[Given problem 1] According to the article on Pope John Paul II below, how many nations did he travel to?

--- Quoted passage ---

A charismatic, yet controversial, leader who captured the attention and admiration of the world for more than a quarter century, Pope John Paul II died on Saturday, ending one of the longest papal reigns in history.
During his 26 years, he redefined the papacy as that of pastor and evangelist, extending the reach of the church with his savvy use of the media and indefatigable travels to more than 130 nations.
"No human being in history ... had ever spoken to so many people, in so many different cultural contexts," according to papal biographer George Weigel, who was close to the pope.
While deeply disappointed by the decline of Catholicism in Europe, John Paul II presided over rapid growth of the church in Africa and Asia, which fueled a 40 percent increase worldwide, according to church statistics.
Yet while widely respected for his courage and personal holiness, John Paul II was often a controversial figure globally for his conservative stance on issues such as contraception. He stirred dissent within the church as well, presid-ing over a growing polarization between conservative and liberal wings.
Tested in the crucibles of Nazism and communism, the Polish-born pope became an eloquent voice for freedom and justice, as well as the defender of traditional Catholicism.
He stirred millions - Catholic and non-Catholic alike - by demonstrating that a voice of strong faith and moral conviction could leave an imprint on the modern world.
For many, Pope John Paul II stands as one of the great leaders of the 20th century.
"He'll go down in history as the most important world leader in the second half of the century," predicts political scientist Thomas Reese, editor of America magazine, a Catholic weekly. "He started the avalanche that wiped out communism. His courage and political shrewdness in dealing with the regime in Poland was extraordinary." Former Soviet President Mikhail Gorbachev, among many others, has acknowledged the pope's catalytic role.

---

[Given problem 2] Copy the rows below word for word, from the very first row through the line that contains "Give me the", and leave the pictures out.

--- Supplied records ---

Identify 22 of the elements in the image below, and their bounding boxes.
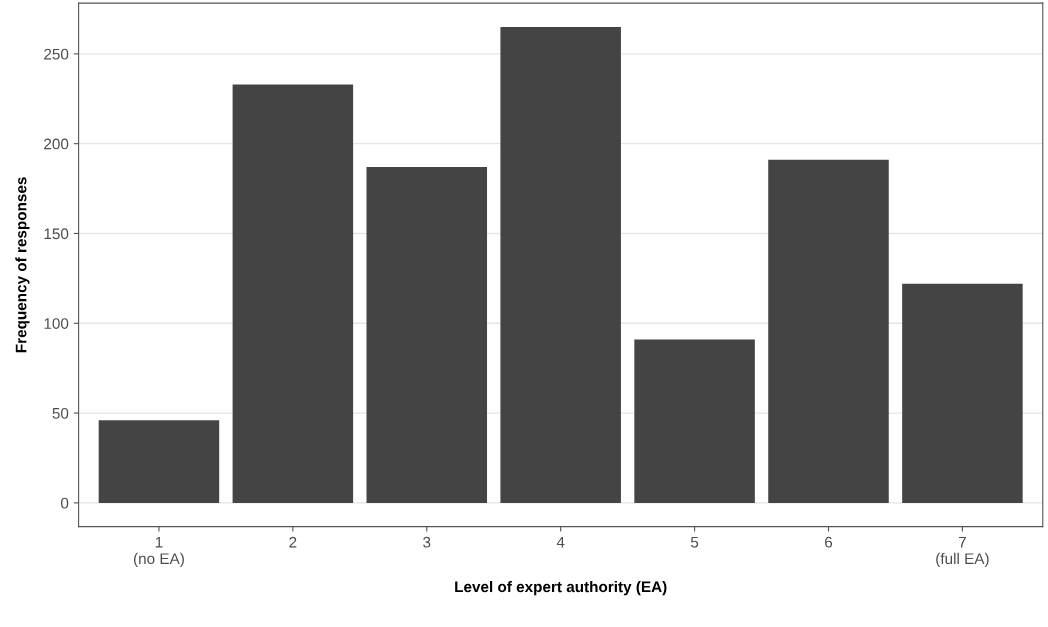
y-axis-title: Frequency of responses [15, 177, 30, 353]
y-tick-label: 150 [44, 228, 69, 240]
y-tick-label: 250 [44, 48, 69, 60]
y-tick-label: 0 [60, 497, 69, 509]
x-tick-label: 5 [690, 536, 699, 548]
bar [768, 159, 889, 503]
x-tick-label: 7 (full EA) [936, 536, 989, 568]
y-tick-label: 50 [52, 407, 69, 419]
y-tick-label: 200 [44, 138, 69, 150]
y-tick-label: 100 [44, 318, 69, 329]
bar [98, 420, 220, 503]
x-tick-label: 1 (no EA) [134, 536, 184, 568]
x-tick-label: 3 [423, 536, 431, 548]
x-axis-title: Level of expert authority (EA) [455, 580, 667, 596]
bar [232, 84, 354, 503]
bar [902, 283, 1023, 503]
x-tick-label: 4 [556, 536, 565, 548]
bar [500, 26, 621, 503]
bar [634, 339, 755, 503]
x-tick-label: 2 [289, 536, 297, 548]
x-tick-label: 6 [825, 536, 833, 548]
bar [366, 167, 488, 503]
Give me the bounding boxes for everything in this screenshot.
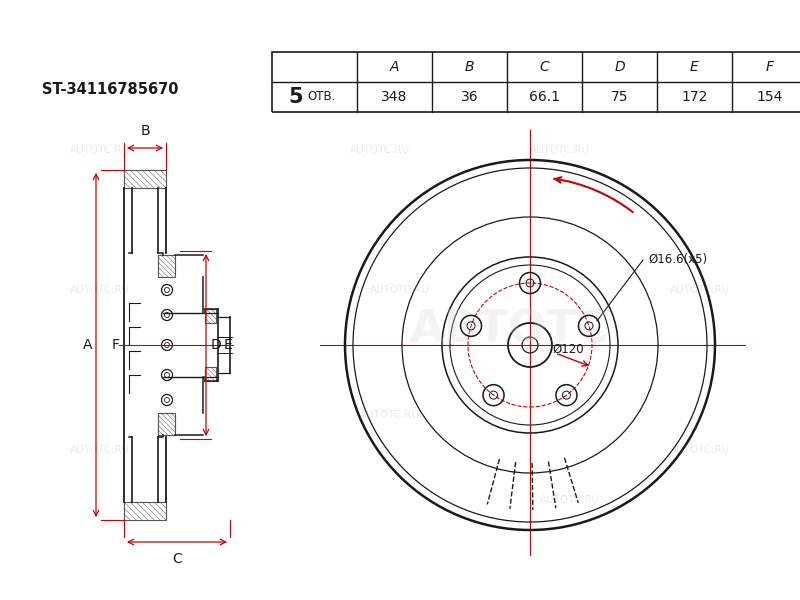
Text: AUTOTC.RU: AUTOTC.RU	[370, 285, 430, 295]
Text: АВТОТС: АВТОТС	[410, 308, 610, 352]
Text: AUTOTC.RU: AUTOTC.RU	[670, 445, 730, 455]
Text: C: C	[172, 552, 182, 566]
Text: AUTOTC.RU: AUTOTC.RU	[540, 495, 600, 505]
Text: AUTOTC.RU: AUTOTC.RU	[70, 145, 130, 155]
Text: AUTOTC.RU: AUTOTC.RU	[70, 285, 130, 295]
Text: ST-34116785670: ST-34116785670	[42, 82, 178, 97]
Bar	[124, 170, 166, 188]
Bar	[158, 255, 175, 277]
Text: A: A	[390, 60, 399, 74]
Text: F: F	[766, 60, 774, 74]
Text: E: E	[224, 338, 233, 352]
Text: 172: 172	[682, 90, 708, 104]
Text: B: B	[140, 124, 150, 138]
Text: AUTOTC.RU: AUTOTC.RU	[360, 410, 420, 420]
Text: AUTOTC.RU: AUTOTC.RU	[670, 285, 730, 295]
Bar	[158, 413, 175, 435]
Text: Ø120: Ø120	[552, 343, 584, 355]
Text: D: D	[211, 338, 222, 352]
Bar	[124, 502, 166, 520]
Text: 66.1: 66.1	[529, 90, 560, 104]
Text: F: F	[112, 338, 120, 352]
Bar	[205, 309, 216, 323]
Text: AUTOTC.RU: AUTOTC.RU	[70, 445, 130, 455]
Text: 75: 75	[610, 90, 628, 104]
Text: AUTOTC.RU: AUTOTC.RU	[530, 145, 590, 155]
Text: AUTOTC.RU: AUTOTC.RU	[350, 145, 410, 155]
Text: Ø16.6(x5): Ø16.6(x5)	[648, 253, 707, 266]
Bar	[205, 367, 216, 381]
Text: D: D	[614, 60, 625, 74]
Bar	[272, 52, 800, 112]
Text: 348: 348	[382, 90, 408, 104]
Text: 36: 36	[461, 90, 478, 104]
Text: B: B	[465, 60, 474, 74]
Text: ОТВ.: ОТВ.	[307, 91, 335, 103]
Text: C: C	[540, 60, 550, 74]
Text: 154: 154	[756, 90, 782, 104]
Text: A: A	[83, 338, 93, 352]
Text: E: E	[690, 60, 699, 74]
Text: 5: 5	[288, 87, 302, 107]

---

[Complete output 1] More than 130 nations.

[Complete output 2]
Identify 22 of the elements in the image below, and their bounding boxes.
y-axis-title: Frequency of responses [15, 177, 30, 353]
y-tick-label: 150 [44, 228, 69, 240]
y-tick-label: 250 [44, 48, 69, 60]
y-tick-label: 0 [60, 497, 69, 509]
x-tick-label: 5 [690, 536, 699, 548]
bar [768, 159, 889, 503]
x-tick-label: 7 (full EA) [936, 536, 989, 568]
y-tick-label: 50 [52, 407, 69, 419]
y-tick-label: 200 [44, 138, 69, 150]
y-tick-label: 100 [44, 318, 69, 329]
bar [98, 420, 220, 503]
x-tick-label: 1 (no EA) [134, 536, 184, 568]
x-tick-label: 3 [423, 536, 431, 548]
x-axis-title: Level of expert authority (EA) [455, 580, 667, 596]
bar [232, 84, 354, 503]
bar [902, 283, 1023, 503]
x-tick-label: 4 [556, 536, 565, 548]
bar [500, 26, 621, 503]
bar [634, 339, 755, 503]
x-tick-label: 2 [289, 536, 297, 548]
x-tick-label: 6 [825, 536, 833, 548]
bar [366, 167, 488, 503]
Give me the bounding boxes for everything in this screenshot.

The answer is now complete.